■ Problem to solve: For each line of the data below that holds "image", copy the line.

■ Source data:
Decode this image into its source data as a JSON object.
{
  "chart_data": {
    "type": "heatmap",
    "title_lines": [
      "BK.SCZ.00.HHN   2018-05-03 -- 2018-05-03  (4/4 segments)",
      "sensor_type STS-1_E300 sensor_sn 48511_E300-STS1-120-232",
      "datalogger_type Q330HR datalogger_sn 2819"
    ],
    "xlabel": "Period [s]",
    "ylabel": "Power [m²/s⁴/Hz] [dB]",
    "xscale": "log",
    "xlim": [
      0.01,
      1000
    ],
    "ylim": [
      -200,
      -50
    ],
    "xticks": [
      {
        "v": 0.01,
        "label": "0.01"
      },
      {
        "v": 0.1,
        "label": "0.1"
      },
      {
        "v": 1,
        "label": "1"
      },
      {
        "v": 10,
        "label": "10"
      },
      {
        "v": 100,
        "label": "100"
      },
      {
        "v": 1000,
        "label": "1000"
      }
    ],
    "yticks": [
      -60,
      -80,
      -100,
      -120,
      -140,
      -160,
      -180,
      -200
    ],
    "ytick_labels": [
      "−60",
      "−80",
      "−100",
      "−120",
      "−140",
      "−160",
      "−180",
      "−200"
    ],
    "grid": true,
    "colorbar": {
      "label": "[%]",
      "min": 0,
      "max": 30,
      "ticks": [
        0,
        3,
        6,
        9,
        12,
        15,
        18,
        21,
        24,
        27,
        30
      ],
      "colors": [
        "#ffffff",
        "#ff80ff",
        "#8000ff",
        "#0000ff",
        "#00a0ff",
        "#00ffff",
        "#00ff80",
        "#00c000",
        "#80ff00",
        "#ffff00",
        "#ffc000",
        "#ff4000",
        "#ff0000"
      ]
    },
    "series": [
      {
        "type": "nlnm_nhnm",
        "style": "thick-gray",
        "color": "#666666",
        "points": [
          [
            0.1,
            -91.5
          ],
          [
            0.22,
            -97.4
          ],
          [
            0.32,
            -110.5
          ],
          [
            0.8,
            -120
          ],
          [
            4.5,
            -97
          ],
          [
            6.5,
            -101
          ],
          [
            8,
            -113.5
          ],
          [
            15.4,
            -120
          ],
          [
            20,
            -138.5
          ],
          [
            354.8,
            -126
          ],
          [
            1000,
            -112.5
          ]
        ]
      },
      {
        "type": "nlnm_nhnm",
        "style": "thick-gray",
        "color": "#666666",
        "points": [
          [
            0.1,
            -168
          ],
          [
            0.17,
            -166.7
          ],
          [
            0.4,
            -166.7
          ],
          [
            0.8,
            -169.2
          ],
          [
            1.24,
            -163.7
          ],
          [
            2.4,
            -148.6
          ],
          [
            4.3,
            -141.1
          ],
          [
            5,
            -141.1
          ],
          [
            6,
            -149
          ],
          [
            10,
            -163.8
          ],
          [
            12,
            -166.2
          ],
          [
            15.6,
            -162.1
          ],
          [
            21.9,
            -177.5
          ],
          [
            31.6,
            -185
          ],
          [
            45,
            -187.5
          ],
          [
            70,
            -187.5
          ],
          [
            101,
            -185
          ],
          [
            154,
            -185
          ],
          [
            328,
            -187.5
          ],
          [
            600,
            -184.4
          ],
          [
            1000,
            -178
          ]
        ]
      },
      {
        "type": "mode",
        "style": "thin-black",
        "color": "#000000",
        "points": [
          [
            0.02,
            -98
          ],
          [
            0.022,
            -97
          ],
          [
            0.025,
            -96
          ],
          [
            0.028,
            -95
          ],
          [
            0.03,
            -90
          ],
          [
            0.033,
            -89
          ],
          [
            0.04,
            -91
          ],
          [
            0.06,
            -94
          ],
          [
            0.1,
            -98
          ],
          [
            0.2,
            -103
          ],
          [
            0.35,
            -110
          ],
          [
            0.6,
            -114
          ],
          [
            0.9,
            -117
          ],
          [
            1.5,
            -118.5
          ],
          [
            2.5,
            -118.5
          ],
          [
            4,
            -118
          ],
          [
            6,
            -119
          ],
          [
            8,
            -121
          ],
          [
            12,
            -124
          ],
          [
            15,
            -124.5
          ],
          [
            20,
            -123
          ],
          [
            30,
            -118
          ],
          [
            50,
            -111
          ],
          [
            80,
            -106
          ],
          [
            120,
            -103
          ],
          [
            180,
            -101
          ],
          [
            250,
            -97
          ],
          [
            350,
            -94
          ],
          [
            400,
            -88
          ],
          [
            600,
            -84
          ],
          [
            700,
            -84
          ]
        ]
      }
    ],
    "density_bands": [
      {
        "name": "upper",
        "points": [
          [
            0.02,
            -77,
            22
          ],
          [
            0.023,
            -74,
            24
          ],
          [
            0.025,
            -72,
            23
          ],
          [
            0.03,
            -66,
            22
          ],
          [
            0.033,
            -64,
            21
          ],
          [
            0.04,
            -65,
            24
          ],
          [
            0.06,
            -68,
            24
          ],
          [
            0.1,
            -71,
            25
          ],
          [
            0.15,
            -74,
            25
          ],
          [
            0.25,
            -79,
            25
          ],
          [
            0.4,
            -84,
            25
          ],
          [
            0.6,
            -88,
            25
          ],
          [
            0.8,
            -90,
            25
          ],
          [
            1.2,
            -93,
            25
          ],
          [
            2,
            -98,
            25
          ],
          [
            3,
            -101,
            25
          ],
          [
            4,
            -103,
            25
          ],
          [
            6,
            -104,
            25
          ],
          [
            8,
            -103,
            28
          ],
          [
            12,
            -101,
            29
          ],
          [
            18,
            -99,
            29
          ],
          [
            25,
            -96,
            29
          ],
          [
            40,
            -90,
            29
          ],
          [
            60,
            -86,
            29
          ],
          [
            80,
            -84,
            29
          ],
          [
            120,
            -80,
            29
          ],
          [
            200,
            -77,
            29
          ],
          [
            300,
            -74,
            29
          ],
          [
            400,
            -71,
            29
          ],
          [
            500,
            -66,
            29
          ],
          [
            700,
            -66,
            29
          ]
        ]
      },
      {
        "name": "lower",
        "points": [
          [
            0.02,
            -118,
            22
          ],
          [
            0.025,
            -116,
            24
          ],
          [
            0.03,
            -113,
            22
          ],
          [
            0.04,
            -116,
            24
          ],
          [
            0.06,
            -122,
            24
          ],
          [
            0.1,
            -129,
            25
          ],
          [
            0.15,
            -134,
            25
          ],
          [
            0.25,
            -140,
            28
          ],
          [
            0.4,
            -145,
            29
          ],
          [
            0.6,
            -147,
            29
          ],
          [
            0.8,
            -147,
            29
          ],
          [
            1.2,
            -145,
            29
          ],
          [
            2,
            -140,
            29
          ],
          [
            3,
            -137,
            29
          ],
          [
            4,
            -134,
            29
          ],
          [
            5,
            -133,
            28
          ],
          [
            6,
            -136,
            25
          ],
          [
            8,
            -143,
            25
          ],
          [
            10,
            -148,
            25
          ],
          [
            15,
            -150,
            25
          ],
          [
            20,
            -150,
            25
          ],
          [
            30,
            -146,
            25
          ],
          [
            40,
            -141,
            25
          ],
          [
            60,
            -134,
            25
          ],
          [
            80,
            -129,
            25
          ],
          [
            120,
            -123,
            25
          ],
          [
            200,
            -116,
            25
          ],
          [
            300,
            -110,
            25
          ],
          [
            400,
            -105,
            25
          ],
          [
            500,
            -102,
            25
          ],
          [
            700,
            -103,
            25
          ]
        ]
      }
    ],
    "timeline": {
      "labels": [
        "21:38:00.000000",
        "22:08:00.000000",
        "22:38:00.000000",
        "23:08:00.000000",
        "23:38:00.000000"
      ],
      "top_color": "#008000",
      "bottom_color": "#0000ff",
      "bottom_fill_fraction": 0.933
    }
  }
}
...
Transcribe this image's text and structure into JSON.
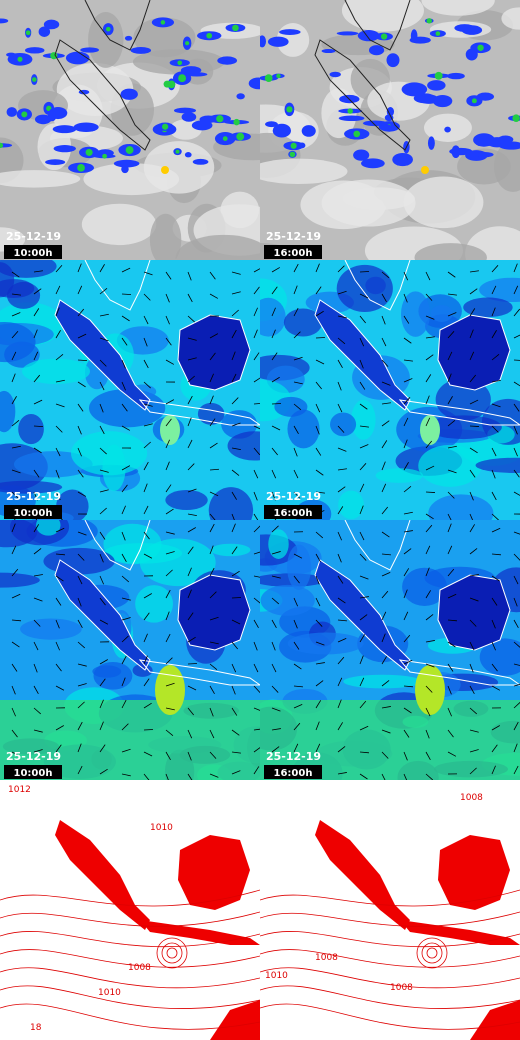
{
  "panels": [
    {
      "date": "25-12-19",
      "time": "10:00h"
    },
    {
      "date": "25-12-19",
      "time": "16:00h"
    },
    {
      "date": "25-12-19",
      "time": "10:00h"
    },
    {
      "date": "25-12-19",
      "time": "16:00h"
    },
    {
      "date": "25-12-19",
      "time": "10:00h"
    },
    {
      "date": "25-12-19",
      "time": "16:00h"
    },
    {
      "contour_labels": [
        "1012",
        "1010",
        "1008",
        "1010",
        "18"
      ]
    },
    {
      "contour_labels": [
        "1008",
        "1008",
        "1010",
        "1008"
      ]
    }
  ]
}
...
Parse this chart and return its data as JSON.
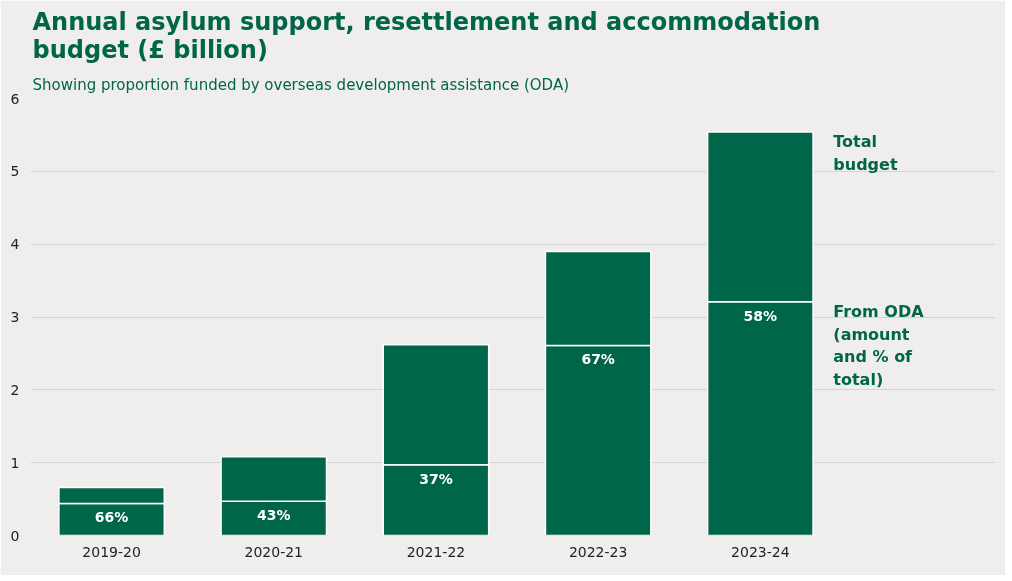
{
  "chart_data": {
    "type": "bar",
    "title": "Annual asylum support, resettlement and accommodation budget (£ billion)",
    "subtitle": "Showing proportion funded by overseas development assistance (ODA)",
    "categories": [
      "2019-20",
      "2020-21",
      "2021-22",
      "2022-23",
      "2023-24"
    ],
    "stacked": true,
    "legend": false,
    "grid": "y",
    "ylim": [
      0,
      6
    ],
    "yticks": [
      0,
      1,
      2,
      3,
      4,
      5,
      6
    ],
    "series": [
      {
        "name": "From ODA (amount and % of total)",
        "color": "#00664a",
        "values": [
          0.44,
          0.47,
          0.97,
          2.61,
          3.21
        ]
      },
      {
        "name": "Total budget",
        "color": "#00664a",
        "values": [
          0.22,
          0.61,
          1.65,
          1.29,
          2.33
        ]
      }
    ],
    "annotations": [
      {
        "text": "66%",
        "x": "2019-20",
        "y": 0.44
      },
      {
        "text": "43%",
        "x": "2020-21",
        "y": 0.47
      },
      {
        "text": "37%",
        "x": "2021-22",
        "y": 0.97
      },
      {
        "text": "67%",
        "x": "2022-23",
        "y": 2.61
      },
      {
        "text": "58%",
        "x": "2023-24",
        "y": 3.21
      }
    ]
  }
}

■ Reply to the task:
Decode this image into its source data as a JSON object.
Transcribe this image's text and structure into JSON.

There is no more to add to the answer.